— START OF Records to use —

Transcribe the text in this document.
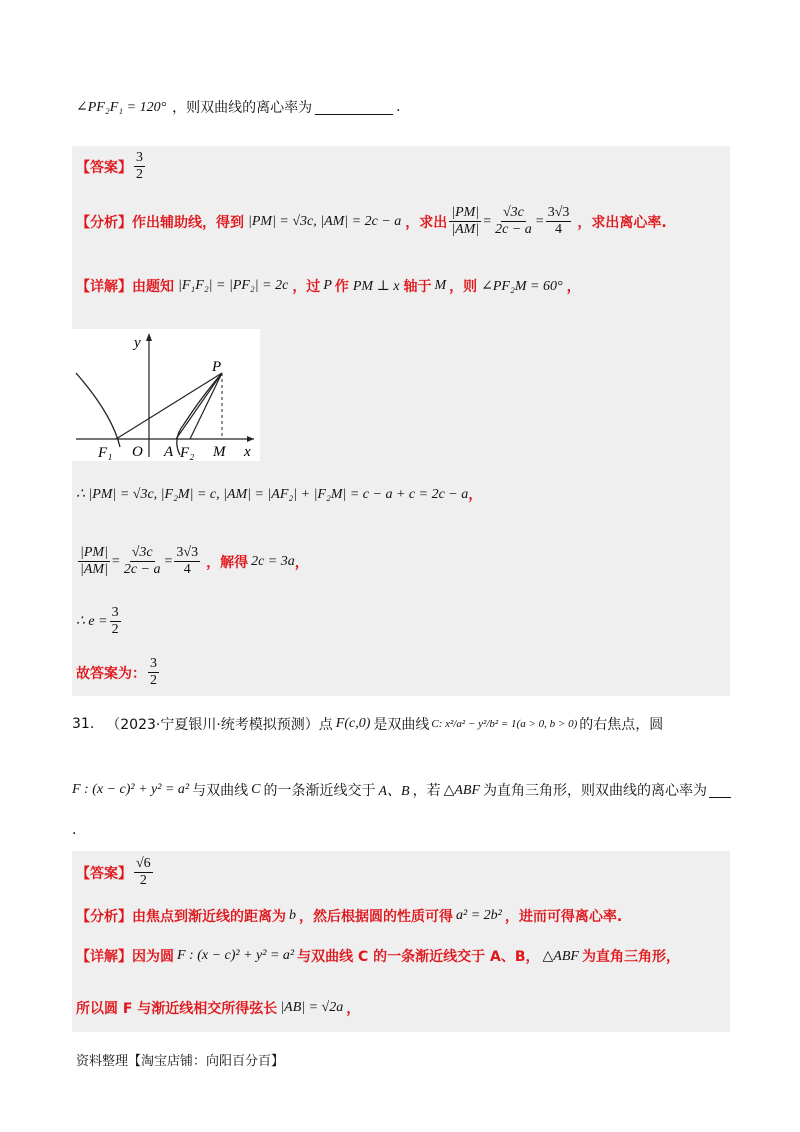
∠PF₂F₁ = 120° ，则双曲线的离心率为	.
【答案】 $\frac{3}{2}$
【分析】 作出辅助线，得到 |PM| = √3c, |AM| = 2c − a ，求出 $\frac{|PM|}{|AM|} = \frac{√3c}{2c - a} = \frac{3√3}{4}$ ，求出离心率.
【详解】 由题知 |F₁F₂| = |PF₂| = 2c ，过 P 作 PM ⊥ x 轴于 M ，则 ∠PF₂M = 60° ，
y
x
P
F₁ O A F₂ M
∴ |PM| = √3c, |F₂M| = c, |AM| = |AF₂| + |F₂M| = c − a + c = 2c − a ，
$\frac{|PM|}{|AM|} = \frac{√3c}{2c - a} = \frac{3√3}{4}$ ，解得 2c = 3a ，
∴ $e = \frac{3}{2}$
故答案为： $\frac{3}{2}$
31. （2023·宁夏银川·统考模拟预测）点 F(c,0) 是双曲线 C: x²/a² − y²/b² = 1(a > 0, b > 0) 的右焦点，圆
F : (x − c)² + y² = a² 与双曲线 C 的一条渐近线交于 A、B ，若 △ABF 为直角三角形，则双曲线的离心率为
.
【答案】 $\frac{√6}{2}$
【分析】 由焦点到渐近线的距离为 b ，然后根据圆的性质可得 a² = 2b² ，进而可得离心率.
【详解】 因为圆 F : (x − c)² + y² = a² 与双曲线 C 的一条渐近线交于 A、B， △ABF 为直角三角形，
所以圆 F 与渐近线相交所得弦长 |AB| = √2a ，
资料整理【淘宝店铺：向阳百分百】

— END OF Records to use —
— START OF Records to use —

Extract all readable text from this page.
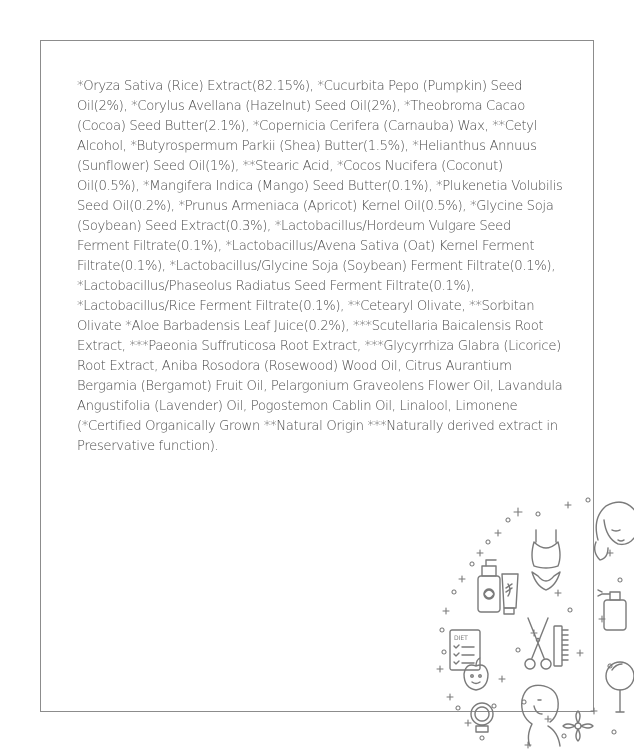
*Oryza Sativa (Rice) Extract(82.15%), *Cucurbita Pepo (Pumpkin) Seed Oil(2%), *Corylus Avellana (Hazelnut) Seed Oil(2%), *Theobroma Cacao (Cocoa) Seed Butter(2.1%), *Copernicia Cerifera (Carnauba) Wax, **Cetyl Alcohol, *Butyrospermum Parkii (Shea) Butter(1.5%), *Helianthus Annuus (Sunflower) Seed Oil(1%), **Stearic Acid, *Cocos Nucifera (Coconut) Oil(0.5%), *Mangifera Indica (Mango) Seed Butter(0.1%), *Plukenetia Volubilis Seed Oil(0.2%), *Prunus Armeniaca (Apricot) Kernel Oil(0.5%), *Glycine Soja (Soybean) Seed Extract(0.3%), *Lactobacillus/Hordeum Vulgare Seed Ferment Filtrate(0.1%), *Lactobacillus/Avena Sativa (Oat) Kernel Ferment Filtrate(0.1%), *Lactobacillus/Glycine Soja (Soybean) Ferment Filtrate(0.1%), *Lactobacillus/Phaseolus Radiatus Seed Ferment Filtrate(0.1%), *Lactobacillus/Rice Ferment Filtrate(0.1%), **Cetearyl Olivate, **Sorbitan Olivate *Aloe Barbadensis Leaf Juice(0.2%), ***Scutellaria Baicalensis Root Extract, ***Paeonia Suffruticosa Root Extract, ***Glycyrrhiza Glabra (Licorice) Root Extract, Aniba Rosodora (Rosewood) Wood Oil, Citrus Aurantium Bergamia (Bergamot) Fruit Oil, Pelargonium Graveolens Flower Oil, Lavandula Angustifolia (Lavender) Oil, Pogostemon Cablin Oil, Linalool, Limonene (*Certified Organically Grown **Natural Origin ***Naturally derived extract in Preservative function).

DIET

— END OF Records to use —
— START OF Records to use —

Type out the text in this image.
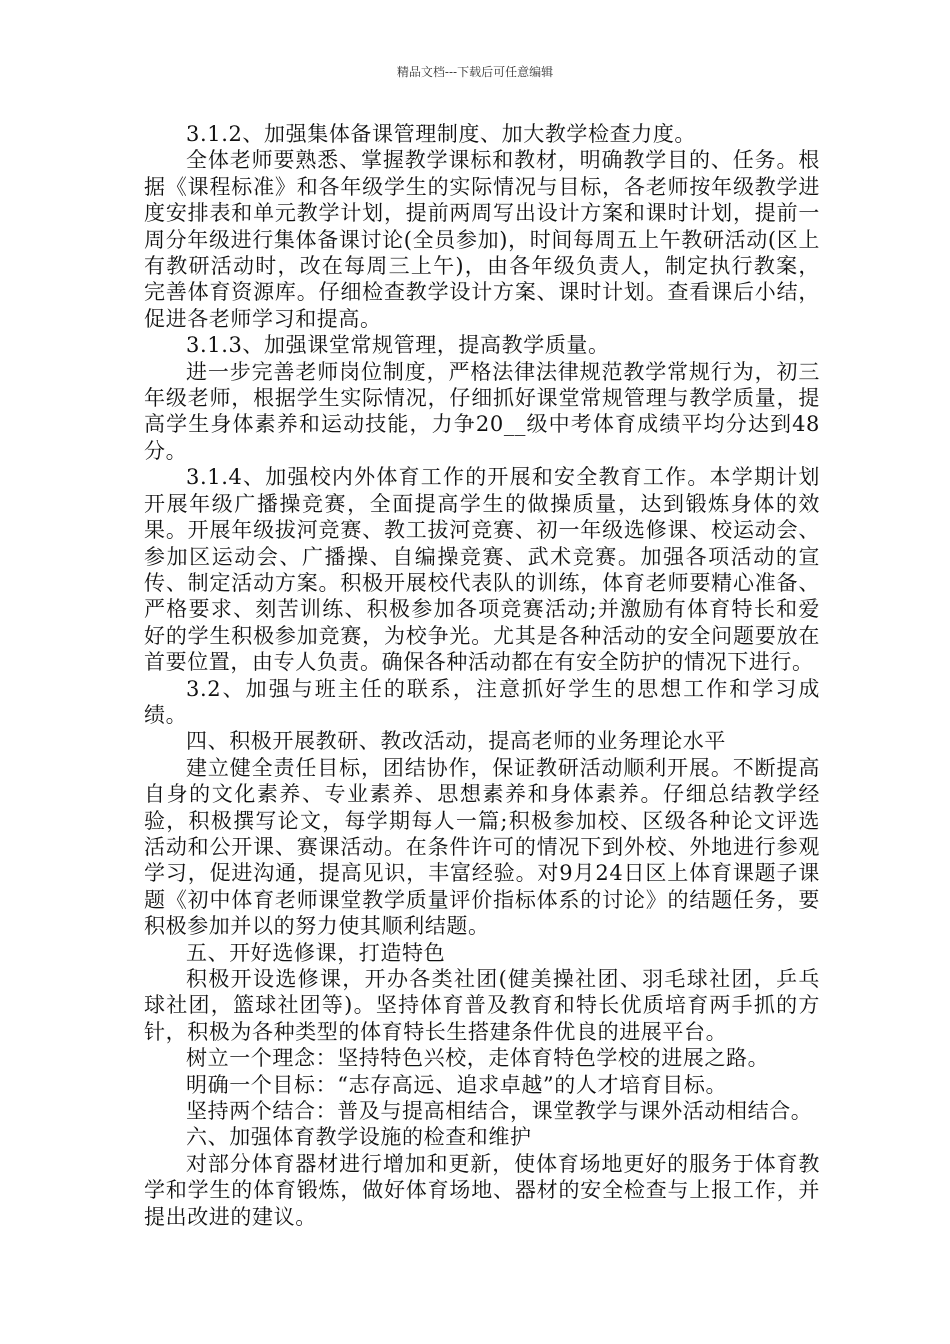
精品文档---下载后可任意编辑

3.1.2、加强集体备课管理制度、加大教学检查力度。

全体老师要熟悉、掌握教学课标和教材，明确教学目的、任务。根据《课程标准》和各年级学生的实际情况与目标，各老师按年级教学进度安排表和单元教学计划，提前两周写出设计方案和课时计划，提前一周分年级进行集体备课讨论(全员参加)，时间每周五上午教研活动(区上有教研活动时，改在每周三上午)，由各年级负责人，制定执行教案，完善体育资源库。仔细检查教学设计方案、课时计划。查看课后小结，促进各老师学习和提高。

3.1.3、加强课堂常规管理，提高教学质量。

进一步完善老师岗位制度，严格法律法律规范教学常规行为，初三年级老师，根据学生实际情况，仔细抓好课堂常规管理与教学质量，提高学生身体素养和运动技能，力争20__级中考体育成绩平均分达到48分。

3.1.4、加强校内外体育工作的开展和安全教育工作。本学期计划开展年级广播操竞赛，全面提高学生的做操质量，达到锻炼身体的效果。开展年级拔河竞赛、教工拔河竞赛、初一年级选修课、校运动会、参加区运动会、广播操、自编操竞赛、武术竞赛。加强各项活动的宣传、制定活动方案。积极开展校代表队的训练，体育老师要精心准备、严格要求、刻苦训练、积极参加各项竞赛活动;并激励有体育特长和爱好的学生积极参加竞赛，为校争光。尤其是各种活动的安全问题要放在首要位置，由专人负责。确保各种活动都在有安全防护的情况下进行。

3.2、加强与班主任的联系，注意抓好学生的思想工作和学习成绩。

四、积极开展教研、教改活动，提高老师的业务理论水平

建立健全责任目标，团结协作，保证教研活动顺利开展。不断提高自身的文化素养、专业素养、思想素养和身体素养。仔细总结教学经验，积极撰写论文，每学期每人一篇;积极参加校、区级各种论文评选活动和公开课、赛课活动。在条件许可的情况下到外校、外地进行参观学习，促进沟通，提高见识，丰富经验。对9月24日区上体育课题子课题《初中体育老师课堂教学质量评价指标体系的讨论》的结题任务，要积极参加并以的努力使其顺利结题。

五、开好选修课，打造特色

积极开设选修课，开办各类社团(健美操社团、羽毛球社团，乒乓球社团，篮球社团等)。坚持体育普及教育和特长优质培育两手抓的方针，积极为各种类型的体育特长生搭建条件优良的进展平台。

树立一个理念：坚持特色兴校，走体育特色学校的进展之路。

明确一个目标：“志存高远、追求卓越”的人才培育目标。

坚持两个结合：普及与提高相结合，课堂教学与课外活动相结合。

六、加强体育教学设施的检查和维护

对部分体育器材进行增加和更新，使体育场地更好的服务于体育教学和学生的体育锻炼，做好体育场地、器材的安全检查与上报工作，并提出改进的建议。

— END OF Records to use —

**Exercise:** Extract every line above containing the word "与双曲线".

**Exercise response:**
F : (x − c)² + y² = a² 与双曲线 C 的一条渐近线交于 A、B ，若 △ABF 为直角三角形，则双曲线的离心率为
【详解】 因为圆 F : (x − c)² + y² = a² 与双曲线 C 的一条渐近线交于 A、B， △ABF 为直角三角形，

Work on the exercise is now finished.